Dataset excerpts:

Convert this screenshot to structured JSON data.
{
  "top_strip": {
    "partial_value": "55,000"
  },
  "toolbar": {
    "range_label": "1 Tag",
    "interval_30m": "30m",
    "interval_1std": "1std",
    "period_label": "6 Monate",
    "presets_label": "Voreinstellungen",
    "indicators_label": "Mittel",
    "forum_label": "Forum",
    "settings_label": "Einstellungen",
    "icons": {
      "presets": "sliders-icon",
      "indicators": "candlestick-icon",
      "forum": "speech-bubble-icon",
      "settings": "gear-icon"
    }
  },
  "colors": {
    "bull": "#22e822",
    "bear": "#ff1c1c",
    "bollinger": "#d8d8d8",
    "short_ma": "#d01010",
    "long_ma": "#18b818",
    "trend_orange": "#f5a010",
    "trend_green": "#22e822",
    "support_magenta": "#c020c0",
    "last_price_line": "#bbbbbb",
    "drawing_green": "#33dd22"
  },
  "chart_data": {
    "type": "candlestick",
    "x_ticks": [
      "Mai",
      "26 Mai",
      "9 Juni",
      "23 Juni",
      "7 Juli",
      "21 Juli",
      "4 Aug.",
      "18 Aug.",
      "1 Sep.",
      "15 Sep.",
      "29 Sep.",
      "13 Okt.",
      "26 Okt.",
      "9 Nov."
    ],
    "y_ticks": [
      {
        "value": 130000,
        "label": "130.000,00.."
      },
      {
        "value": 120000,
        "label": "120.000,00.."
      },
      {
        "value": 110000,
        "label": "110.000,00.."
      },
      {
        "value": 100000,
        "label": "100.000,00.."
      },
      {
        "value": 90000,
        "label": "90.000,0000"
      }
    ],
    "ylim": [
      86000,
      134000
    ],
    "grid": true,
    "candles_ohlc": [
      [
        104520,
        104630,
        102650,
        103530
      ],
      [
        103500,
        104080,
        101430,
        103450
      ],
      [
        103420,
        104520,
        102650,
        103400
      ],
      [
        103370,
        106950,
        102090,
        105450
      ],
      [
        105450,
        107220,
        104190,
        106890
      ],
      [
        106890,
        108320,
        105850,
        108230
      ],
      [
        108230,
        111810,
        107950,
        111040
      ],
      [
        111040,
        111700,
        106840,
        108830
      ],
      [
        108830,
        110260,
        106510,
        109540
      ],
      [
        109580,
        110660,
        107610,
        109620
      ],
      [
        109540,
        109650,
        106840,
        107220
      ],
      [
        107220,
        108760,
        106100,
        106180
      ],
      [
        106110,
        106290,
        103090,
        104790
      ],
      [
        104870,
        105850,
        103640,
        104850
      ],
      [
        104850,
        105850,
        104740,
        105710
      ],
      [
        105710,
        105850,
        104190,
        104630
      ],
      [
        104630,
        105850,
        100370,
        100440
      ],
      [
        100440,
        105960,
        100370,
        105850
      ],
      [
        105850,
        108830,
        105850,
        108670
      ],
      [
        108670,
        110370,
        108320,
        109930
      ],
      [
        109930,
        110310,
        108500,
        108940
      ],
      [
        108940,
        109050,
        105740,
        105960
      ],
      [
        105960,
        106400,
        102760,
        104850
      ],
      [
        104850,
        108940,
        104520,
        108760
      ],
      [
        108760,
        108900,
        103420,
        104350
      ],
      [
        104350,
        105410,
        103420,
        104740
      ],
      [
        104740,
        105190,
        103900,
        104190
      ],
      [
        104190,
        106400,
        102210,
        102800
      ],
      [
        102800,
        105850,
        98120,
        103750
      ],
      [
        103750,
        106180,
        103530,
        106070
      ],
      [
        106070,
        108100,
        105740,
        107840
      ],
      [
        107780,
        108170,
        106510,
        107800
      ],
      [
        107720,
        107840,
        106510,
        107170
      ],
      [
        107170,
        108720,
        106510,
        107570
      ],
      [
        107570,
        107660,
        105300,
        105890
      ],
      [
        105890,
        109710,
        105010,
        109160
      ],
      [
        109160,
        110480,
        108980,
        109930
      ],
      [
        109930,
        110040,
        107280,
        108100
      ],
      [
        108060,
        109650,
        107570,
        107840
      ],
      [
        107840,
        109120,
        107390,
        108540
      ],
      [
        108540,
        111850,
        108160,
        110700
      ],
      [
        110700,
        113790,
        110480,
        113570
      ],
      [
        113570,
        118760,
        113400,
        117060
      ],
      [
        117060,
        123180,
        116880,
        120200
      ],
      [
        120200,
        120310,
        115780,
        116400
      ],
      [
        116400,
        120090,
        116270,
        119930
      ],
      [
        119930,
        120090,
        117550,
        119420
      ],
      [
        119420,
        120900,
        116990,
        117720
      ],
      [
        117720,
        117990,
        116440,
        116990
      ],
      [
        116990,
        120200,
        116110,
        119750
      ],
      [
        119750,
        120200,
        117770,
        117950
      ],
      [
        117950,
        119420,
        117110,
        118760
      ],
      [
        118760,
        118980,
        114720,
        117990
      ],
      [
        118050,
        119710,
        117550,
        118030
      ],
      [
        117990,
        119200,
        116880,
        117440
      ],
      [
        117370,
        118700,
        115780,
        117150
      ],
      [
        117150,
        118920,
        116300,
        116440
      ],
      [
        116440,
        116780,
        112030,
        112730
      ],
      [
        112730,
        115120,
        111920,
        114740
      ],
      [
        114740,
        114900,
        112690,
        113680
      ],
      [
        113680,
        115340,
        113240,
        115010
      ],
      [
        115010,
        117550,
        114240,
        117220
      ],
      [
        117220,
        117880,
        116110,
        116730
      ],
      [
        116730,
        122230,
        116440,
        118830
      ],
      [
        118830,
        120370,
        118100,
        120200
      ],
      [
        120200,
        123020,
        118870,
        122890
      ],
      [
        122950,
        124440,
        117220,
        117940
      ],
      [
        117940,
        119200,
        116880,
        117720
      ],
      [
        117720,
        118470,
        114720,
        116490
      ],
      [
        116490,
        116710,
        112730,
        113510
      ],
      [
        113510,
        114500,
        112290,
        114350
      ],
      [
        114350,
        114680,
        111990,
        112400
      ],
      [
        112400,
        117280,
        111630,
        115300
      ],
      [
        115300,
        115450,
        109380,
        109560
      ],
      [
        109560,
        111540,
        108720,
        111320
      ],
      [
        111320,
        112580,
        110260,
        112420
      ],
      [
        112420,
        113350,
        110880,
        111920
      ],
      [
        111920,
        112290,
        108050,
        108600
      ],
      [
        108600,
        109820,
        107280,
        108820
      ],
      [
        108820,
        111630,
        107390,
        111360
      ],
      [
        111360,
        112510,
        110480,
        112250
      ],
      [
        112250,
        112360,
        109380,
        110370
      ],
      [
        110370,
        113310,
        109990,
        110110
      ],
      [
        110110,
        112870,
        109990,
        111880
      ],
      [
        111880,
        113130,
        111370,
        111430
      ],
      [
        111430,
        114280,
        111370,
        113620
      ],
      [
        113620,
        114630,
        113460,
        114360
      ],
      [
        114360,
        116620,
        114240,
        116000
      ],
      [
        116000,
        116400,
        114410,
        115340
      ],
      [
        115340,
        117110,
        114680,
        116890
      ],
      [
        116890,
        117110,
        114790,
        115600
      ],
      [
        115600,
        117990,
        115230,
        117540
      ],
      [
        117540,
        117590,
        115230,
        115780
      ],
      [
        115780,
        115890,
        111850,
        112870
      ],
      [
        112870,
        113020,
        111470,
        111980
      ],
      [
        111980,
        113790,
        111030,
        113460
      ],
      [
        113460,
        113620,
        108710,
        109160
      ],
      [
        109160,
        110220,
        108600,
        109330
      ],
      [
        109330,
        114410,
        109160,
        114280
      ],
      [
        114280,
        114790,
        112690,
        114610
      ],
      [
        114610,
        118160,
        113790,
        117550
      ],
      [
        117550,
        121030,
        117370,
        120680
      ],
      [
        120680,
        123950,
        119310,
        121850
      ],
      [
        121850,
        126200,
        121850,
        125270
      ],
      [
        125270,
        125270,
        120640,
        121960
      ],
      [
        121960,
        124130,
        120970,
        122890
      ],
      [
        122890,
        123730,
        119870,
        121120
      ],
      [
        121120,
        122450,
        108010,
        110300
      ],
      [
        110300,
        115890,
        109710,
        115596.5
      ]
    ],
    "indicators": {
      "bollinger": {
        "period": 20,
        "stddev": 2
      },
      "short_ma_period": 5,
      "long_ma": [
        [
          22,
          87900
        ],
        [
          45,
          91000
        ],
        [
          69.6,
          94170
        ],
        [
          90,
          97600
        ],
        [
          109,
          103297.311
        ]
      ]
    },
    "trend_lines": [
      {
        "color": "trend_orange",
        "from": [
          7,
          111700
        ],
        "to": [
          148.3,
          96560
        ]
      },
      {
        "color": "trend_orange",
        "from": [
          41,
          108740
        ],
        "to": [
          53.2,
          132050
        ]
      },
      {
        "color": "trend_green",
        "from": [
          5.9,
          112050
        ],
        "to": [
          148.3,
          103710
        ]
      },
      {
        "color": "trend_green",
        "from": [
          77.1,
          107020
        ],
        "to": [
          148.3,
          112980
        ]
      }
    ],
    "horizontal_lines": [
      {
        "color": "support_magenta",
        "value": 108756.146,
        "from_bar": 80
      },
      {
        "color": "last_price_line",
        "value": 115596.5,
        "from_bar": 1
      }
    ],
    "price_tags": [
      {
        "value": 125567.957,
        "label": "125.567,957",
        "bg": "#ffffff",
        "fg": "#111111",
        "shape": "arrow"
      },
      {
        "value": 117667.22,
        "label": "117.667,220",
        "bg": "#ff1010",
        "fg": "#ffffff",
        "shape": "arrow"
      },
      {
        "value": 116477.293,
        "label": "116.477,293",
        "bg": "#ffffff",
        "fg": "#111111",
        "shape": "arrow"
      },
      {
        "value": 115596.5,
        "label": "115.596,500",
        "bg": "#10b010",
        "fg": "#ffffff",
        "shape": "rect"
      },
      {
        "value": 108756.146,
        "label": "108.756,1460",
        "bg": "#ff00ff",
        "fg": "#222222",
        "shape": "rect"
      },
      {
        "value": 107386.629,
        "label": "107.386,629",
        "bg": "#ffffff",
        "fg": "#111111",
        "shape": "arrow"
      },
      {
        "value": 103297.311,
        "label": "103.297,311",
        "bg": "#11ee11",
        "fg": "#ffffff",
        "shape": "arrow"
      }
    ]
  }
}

Exercise instructions: Copy every line of the data that holds the string "candlestick".

Solved exercise:
      "indicators": "candlestick-icon",
    "type": "candlestick",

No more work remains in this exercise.